- [Task statement]:
Repeat all the material exactly; pictures stay out of your copy.
--- Start Exercise inputs ---
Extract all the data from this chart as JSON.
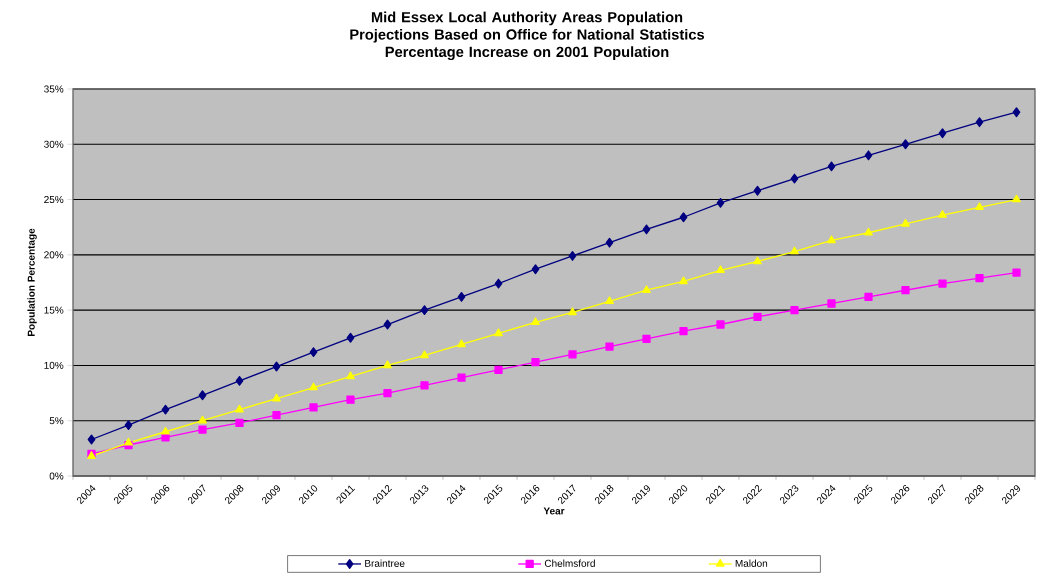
{
  "chart_data": {
    "type": "line",
    "title": "Mid Essex Local Authority Areas Population Projections Based on Office for National Statistics",
    "subtitle": "Percentage Increase on 2001 Population",
    "xlabel": "Year",
    "ylabel": "Population Percentage",
    "categories": [
      "2004",
      "2005",
      "2006",
      "2007",
      "2008",
      "2009",
      "2010",
      "2011",
      "2012",
      "2013",
      "2014",
      "2015",
      "2016",
      "2017",
      "2018",
      "2019",
      "2020",
      "2021",
      "2022",
      "2023",
      "2024",
      "2025",
      "2026",
      "2027",
      "2028",
      "2029"
    ],
    "series": [
      {
        "name": "Braintree",
        "color": "#000080",
        "marker": "diamond",
        "values": [
          3.3,
          4.6,
          6.0,
          7.3,
          8.6,
          9.9,
          11.2,
          12.5,
          13.7,
          15.0,
          16.2,
          17.4,
          18.7,
          19.9,
          21.1,
          22.3,
          23.4,
          24.7,
          25.8,
          26.9,
          28.0,
          29.0,
          30.0,
          31.0,
          32.0,
          32.9
        ]
      },
      {
        "name": "Chelmsford",
        "color": "#ff00ff",
        "marker": "square",
        "values": [
          2.0,
          2.8,
          3.5,
          4.2,
          4.8,
          5.5,
          6.2,
          6.9,
          7.5,
          8.2,
          8.9,
          9.6,
          10.3,
          11.0,
          11.7,
          12.4,
          13.1,
          13.7,
          14.4,
          15.0,
          15.6,
          16.2,
          16.8,
          17.4,
          17.9,
          18.4
        ]
      },
      {
        "name": "Maldon",
        "color": "#ffff00",
        "marker": "triangle",
        "values": [
          1.8,
          3.0,
          4.0,
          5.0,
          6.0,
          7.0,
          8.0,
          9.0,
          10.0,
          10.9,
          11.9,
          12.9,
          13.9,
          14.8,
          15.8,
          16.8,
          17.6,
          18.6,
          19.4,
          20.3,
          21.3,
          22.0,
          22.8,
          23.6,
          24.3,
          25.0
        ]
      }
    ],
    "ylim": [
      0,
      35
    ],
    "yticks": [
      {
        "value": 0,
        "label": "0%"
      },
      {
        "value": 5,
        "label": "5%"
      },
      {
        "value": 10,
        "label": "10%"
      },
      {
        "value": 15,
        "label": "15%"
      },
      {
        "value": 20,
        "label": "20%"
      },
      {
        "value": 25,
        "label": "25%"
      },
      {
        "value": 30,
        "label": "30%"
      },
      {
        "value": 35,
        "label": "35%"
      }
    ],
    "grid": "y",
    "legend": "bottom",
    "line_style": "solid"
  }
}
--- End Exercise inputs ---
- [Result of the exercise]:
Extract all the data from this chart as JSON.
{
  "chart_data": {
    "type": "line",
    "title": "Mid Essex Local Authority Areas Population Projections Based on Office for National Statistics",
    "subtitle": "Percentage Increase on 2001 Population",
    "xlabel": "Year",
    "ylabel": "Population Percentage",
    "categories": [
      "2004",
      "2005",
      "2006",
      "2007",
      "2008",
      "2009",
      "2010",
      "2011",
      "2012",
      "2013",
      "2014",
      "2015",
      "2016",
      "2017",
      "2018",
      "2019",
      "2020",
      "2021",
      "2022",
      "2023",
      "2024",
      "2025",
      "2026",
      "2027",
      "2028",
      "2029"
    ],
    "series": [
      {
        "name": "Braintree",
        "color": "#000080",
        "marker": "diamond",
        "values": [
          3.3,
          4.6,
          6.0,
          7.3,
          8.6,
          9.9,
          11.2,
          12.5,
          13.7,
          15.0,
          16.2,
          17.4,
          18.7,
          19.9,
          21.1,
          22.3,
          23.4,
          24.7,
          25.8,
          26.9,
          28.0,
          29.0,
          30.0,
          31.0,
          32.0,
          32.9
        ]
      },
      {
        "name": "Chelmsford",
        "color": "#ff00ff",
        "marker": "square",
        "values": [
          2.0,
          2.8,
          3.5,
          4.2,
          4.8,
          5.5,
          6.2,
          6.9,
          7.5,
          8.2,
          8.9,
          9.6,
          10.3,
          11.0,
          11.7,
          12.4,
          13.1,
          13.7,
          14.4,
          15.0,
          15.6,
          16.2,
          16.8,
          17.4,
          17.9,
          18.4
        ]
      },
      {
        "name": "Maldon",
        "color": "#ffff00",
        "marker": "triangle",
        "values": [
          1.8,
          3.0,
          4.0,
          5.0,
          6.0,
          7.0,
          8.0,
          9.0,
          10.0,
          10.9,
          11.9,
          12.9,
          13.9,
          14.8,
          15.8,
          16.8,
          17.6,
          18.6,
          19.4,
          20.3,
          21.3,
          22.0,
          22.8,
          23.6,
          24.3,
          25.0
        ]
      }
    ],
    "ylim": [
      0,
      35
    ],
    "yticks": [
      {
        "value": 0,
        "label": "0%"
      },
      {
        "value": 5,
        "label": "5%"
      },
      {
        "value": 10,
        "label": "10%"
      },
      {
        "value": 15,
        "label": "15%"
      },
      {
        "value": 20,
        "label": "20%"
      },
      {
        "value": 25,
        "label": "25%"
      },
      {
        "value": 30,
        "label": "30%"
      },
      {
        "value": 35,
        "label": "35%"
      }
    ],
    "grid": "y",
    "legend": "bottom",
    "line_style": "solid"
  }
}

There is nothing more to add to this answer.